## TEXTE SOURCE
• • •

Gostiny Dvor : vestige de l’ancien centre commercial que l’on trouve dans toutes les villes de Russie, à la fois entrepôt, galerie marchande et aussi lieu d’habitation des marchands
Vue générale du point de départ
Pont près de la Solombalka

Aujourd’hui c’est le musée de l’Histoire de la ville, très intéressant. Presque en face se trouve l’ancien port : c’est le point de départ de toutes les expéditions russes vers le nord.

Dans la partie nord de la ville se trouve le quartier des anciens chantiers navals, là où le jeune Pierre Ier avait fait construire les premiers grands voiliers russes. Ce quartier, appelé Solombala, est situé sur quelques îlots reliés entre eux par de petits ponts.

Chantiers navals
Trottoirs en bois

À l’emplacement des chantiers navals des XVII-XVIIIe siècle se trouve aujourd’hui l’usine Forge Rouge où l’on répare les bateaux fluviaux. Sur les îlots, il reste encore de vieilles maisons de travailleurs des années 30-50 du siècle passé, mais plusieurs sont déjà abandonnées. 0n a construit beaucoup de nouveaux logements et Solombala ressemble maintenant à un quartier type de l’époque post-soviétique.

Mais j’ai trouvé des endroits où il reste encore de vieux trottoirs en planches de bois qui couvraient presque toutes les rues de ce quartier de caractère.

Ils ont aussi sur le quai un petit débarquement d’où part la petite navette qui dessert les villages voisins. J’ai filmé le départ d’une des dernières navettes de l’année. Dans quelques jours, des bus rouleront sur la glace.

Tableau d’honneur

Quand je me suis approchée de l’entrée de la Forge Rouge avec l’intention de la prendre en photo, j’ai été suivie par le regard attentif et sévère du gardien. On m’avait prévenue que tout ce qui concerne les bateaux, les réparations et la construction est secret et fermé au public.

Je me suis limitée à photographier le tableau d’honneur, qui rassemble le personnel de l’usine et reflète les liens avec l’époque soviétique. Notons toutefois qu’à cette époque, le travail et les travailleurs étaient respectés ! En est-il de même aujourd’hui ?

À l’usine de constructions mécaniques (SMZ) la surveillance était moins stricte et personne ne s’intéressait à moi. La plaque à l’entrée parle des réalisations pendant la deuxième guerre mondiale, mais montre aussi l’usine telle qu’elle était à l’époque. À sa création, elle appartenait au partenariat sur actions Silvanus (fondé en juillet 1917, qui gérait la production de contre-plaqués et meubles. En 1932, l’usine nationalisée a été reconvertie et a livré la première transporteuse de bois soviétique.

• • •

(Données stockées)
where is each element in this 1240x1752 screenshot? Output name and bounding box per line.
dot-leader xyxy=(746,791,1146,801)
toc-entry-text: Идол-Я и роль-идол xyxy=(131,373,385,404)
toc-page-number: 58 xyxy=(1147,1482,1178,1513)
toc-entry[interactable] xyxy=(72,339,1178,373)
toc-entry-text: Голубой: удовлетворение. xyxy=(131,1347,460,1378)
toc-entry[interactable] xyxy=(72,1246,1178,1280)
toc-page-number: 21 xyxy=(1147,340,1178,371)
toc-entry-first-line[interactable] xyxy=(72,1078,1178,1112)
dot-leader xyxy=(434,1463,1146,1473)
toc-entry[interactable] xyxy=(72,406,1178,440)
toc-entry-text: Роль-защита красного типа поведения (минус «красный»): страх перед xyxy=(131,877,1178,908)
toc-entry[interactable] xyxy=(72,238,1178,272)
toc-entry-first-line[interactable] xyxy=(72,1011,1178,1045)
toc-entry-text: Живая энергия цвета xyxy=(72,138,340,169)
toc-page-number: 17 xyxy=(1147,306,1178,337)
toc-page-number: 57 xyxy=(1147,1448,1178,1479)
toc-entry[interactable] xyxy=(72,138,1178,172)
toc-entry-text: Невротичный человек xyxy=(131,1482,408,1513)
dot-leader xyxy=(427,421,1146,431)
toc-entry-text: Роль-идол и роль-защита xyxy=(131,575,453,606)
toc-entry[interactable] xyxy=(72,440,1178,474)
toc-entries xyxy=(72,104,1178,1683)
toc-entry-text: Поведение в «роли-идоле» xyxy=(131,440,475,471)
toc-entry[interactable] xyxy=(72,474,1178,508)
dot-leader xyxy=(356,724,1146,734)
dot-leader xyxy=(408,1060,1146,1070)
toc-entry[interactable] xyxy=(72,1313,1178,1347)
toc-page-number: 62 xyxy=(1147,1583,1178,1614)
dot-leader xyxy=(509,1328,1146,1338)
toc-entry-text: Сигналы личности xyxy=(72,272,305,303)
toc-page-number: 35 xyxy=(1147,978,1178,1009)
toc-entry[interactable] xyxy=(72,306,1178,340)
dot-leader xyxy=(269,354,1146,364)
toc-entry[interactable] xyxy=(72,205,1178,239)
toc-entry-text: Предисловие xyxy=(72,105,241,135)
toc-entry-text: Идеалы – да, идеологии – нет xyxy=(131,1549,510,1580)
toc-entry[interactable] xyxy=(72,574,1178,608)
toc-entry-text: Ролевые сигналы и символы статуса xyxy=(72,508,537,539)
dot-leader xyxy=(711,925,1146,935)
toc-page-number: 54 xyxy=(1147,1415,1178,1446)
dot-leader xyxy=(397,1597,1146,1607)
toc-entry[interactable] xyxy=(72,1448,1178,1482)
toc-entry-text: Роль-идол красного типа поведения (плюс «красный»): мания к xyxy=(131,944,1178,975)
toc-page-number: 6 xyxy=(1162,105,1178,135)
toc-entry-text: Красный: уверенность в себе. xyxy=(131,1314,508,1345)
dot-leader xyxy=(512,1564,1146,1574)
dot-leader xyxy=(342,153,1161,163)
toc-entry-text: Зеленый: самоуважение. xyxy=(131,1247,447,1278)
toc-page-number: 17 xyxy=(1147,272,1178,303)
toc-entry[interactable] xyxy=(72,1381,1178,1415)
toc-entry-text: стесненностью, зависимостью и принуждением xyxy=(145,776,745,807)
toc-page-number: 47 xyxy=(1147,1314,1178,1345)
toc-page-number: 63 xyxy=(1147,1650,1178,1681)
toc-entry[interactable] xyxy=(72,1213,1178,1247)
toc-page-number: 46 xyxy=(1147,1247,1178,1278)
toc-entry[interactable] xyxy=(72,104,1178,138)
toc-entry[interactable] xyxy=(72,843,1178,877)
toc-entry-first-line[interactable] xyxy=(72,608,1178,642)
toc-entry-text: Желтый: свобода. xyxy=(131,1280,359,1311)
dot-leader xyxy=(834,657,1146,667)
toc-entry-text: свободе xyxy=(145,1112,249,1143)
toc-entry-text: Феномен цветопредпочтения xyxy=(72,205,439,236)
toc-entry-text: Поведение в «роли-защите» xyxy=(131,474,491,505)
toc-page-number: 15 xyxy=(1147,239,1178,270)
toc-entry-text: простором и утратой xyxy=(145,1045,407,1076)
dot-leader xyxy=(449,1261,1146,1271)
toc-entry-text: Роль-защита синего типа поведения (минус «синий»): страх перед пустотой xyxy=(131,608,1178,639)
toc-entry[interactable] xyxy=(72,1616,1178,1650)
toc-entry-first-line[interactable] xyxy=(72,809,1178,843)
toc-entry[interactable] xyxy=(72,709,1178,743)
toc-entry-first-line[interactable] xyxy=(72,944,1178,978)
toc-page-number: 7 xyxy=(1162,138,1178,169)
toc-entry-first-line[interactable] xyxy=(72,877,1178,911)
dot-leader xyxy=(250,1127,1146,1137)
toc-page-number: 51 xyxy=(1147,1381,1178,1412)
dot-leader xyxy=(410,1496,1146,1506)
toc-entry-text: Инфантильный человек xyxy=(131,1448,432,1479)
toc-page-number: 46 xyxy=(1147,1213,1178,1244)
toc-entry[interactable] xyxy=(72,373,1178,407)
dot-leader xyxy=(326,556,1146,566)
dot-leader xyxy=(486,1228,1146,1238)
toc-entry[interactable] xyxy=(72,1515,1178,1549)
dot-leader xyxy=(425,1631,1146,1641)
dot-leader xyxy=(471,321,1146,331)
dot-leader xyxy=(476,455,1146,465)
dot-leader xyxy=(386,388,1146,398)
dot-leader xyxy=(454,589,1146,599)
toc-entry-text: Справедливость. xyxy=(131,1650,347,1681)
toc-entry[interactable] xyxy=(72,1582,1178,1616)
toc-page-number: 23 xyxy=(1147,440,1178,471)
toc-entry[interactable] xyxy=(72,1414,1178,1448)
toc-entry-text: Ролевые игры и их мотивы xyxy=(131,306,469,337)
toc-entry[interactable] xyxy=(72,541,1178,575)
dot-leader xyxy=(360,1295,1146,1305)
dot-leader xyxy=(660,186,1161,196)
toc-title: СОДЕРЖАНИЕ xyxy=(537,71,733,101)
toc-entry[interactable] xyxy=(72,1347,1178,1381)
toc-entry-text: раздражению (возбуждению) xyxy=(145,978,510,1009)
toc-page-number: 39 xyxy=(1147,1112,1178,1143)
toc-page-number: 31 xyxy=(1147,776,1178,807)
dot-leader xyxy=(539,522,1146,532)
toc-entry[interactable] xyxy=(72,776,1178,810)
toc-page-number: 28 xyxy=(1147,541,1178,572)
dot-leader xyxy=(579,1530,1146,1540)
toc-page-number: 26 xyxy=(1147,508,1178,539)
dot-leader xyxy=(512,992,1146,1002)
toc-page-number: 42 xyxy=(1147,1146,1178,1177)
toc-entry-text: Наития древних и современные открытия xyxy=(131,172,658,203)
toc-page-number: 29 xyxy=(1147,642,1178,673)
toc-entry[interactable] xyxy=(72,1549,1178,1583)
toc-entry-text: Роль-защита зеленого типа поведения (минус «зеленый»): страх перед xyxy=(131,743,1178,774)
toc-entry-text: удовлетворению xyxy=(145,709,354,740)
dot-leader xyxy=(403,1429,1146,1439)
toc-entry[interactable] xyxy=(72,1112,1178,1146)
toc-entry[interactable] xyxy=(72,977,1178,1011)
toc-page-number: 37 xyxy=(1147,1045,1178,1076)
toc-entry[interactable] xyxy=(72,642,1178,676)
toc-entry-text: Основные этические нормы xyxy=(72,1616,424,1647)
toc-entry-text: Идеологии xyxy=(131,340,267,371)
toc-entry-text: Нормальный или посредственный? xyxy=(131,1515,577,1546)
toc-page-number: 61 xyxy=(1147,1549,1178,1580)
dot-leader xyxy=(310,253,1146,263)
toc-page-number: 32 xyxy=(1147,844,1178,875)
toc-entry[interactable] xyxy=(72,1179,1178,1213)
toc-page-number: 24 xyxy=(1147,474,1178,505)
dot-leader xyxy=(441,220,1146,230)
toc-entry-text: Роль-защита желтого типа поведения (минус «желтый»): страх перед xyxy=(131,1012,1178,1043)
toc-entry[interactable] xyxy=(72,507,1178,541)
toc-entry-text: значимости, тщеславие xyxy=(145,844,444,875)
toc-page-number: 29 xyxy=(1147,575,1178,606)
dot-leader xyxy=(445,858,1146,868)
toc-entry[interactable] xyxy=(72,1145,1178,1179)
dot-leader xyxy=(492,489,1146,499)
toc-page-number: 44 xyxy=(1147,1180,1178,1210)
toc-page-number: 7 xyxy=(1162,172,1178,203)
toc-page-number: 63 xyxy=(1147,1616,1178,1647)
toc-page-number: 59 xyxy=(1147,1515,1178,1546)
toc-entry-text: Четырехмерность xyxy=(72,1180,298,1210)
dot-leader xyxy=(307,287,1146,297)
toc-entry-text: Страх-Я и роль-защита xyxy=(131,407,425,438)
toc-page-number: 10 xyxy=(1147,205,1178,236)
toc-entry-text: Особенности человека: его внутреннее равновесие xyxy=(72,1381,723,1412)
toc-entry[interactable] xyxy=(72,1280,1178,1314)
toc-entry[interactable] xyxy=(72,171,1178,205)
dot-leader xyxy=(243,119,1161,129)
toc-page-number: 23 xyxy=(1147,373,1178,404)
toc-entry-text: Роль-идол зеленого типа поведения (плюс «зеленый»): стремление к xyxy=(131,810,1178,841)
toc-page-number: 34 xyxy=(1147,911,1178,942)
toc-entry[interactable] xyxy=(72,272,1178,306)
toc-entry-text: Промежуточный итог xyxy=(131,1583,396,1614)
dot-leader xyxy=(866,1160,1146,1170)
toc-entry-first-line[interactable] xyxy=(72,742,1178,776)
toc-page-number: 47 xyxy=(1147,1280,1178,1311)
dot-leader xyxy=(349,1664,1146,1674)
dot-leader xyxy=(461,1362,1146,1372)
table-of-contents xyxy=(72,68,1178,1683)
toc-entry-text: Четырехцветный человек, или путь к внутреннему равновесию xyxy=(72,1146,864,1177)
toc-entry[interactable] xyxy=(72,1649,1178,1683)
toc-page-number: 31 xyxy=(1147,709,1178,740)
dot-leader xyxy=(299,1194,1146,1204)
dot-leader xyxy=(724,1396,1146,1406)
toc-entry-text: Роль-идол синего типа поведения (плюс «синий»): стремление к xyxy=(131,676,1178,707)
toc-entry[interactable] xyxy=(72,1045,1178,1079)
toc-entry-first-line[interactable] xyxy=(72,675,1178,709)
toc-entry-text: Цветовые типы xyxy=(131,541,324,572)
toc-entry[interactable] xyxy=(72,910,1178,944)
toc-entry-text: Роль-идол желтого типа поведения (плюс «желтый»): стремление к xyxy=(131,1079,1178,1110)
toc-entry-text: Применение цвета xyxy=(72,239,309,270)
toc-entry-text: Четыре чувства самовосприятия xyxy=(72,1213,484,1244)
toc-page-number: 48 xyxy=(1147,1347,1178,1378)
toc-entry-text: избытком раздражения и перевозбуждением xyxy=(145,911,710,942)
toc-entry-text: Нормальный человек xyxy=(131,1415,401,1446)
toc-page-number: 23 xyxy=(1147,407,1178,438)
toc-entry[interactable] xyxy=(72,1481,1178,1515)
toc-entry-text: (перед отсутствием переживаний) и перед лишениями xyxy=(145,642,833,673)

• • •

Restituez sans rien changer le passage du texte source qui débute aux mots « Ils ont aussi » et s'arrête après « même aujourd’hui ? ».

Ils ont aussi sur le quai un petit débarquement d’où part la petite navette qui dessert les villages voisins. J’ai filmé le départ d’une des dernières navettes de l’année. Dans quelques jours, des bus rouleront sur la glace.

Tableau d’honneur

Quand je me suis approchée de l’entrée de la Forge Rouge avec l’intention de la prendre en photo, j’ai été suivie par le regard attentif et sévère du gardien. On m’avait prévenue que tout ce qui concerne les bateaux, les réparations et la construction est secret et fermé au public.

Je me suis limitée à photographier le tableau d’honneur, qui rassemble le personnel de l’usine et reflète les liens avec l’époque soviétique. Notons toutefois qu’à cette époque, le travail et les travailleurs étaient respectés ! En est-il de même aujourd’hui ?